━━━ PROVIDED RECORDS

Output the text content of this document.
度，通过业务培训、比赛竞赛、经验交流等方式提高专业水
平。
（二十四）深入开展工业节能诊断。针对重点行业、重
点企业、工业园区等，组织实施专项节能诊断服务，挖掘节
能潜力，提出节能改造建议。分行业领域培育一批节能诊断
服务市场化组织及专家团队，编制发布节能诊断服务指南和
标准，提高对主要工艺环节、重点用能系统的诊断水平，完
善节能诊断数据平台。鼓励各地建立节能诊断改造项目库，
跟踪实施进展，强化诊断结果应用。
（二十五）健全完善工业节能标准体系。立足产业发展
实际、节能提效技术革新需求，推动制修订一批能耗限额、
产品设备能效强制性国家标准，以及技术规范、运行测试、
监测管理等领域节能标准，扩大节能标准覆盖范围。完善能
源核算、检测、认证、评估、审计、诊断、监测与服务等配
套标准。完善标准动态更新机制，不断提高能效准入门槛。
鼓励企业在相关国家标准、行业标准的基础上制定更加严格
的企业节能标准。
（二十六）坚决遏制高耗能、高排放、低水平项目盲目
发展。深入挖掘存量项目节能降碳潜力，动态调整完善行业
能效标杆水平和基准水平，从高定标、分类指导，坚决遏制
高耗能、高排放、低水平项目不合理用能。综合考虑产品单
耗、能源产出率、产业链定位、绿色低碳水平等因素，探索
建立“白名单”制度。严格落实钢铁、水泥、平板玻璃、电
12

━━━━━━

**WHAT IS EXPECTED:** Go through the records and print each one exactly.

**TASK OUTPUT:**
Output the text content of this document.
度，通过业务培训、比赛竞赛、经验交流等方式提高专业水
平。
（二十四）深入开展工业节能诊断。针对重点行业、重
点企业、工业园区等，组织实施专项节能诊断服务，挖掘节
能潜力，提出节能改造建议。分行业领域培育一批节能诊断
服务市场化组织及专家团队，编制发布节能诊断服务指南和
标准，提高对主要工艺环节、重点用能系统的诊断水平，完
善节能诊断数据平台。鼓励各地建立节能诊断改造项目库，
跟踪实施进展，强化诊断结果应用。
（二十五）健全完善工业节能标准体系。立足产业发展
实际、节能提效技术革新需求，推动制修订一批能耗限额、
产品设备能效强制性国家标准，以及技术规范、运行测试、
监测管理等领域节能标准，扩大节能标准覆盖范围。完善能
源核算、检测、认证、评估、审计、诊断、监测与服务等配
套标准。完善标准动态更新机制，不断提高能效准入门槛。
鼓励企业在相关国家标准、行业标准的基础上制定更加严格
的企业节能标准。
（二十六）坚决遏制高耗能、高排放、低水平项目盲目
发展。深入挖掘存量项目节能降碳潜力，动态调整完善行业
能效标杆水平和基准水平，从高定标、分类指导，坚决遏制
高耗能、高排放、低水平项目不合理用能。综合考虑产品单
耗、能源产出率、产业链定位、绿色低碳水平等因素，探索
建立“白名单”制度。严格落实钢铁、水泥、平板玻璃、电
12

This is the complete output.